◆ **REQUIRED WORK**
The data below needs to be returned exactly, line for line.

** begin PROVIDED RECORDS **

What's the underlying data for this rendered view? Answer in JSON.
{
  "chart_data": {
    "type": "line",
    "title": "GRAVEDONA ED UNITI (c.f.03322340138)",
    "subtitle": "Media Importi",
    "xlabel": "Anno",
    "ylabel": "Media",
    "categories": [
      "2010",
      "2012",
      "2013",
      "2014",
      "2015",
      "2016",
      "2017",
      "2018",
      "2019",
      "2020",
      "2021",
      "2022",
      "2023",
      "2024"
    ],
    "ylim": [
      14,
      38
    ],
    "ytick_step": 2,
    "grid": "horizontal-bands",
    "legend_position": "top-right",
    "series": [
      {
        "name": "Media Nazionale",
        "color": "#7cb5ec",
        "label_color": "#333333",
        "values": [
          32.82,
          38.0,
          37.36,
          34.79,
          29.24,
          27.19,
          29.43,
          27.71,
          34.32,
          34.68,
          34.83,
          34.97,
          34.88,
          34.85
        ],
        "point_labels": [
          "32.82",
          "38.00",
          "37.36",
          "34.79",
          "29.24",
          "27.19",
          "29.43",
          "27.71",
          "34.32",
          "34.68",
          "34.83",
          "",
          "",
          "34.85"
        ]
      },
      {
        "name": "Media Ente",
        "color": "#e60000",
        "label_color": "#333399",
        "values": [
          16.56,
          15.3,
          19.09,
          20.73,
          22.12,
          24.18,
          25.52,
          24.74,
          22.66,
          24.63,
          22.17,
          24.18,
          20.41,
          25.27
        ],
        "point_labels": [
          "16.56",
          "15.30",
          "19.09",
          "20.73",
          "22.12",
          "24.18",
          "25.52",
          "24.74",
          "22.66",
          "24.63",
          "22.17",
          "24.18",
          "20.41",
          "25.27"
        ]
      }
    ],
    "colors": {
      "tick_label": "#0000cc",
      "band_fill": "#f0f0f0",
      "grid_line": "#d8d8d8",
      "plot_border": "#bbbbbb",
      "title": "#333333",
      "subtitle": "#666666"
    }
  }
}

** end PROVIDED RECORDS **

◆ **RESULT FOR THIS TASK**
What's the underlying data for this rendered view? Answer in JSON.
{
  "chart_data": {
    "type": "line",
    "title": "GRAVEDONA ED UNITI (c.f.03322340138)",
    "subtitle": "Media Importi",
    "xlabel": "Anno",
    "ylabel": "Media",
    "categories": [
      "2010",
      "2012",
      "2013",
      "2014",
      "2015",
      "2016",
      "2017",
      "2018",
      "2019",
      "2020",
      "2021",
      "2022",
      "2023",
      "2024"
    ],
    "ylim": [
      14,
      38
    ],
    "ytick_step": 2,
    "grid": "horizontal-bands",
    "legend_position": "top-right",
    "series": [
      {
        "name": "Media Nazionale",
        "color": "#7cb5ec",
        "label_color": "#333333",
        "values": [
          32.82,
          38.0,
          37.36,
          34.79,
          29.24,
          27.19,
          29.43,
          27.71,
          34.32,
          34.68,
          34.83,
          34.97,
          34.88,
          34.85
        ],
        "point_labels": [
          "32.82",
          "38.00",
          "37.36",
          "34.79",
          "29.24",
          "27.19",
          "29.43",
          "27.71",
          "34.32",
          "34.68",
          "34.83",
          "",
          "",
          "34.85"
        ]
      },
      {
        "name": "Media Ente",
        "color": "#e60000",
        "label_color": "#333399",
        "values": [
          16.56,
          15.3,
          19.09,
          20.73,
          22.12,
          24.18,
          25.52,
          24.74,
          22.66,
          24.63,
          22.17,
          24.18,
          20.41,
          25.27
        ],
        "point_labels": [
          "16.56",
          "15.30",
          "19.09",
          "20.73",
          "22.12",
          "24.18",
          "25.52",
          "24.74",
          "22.66",
          "24.63",
          "22.17",
          "24.18",
          "20.41",
          "25.27"
        ]
      }
    ],
    "colors": {
      "tick_label": "#0000cc",
      "band_fill": "#f0f0f0",
      "grid_line": "#d8d8d8",
      "plot_border": "#bbbbbb",
      "title": "#333333",
      "subtitle": "#666666"
    }
  }
}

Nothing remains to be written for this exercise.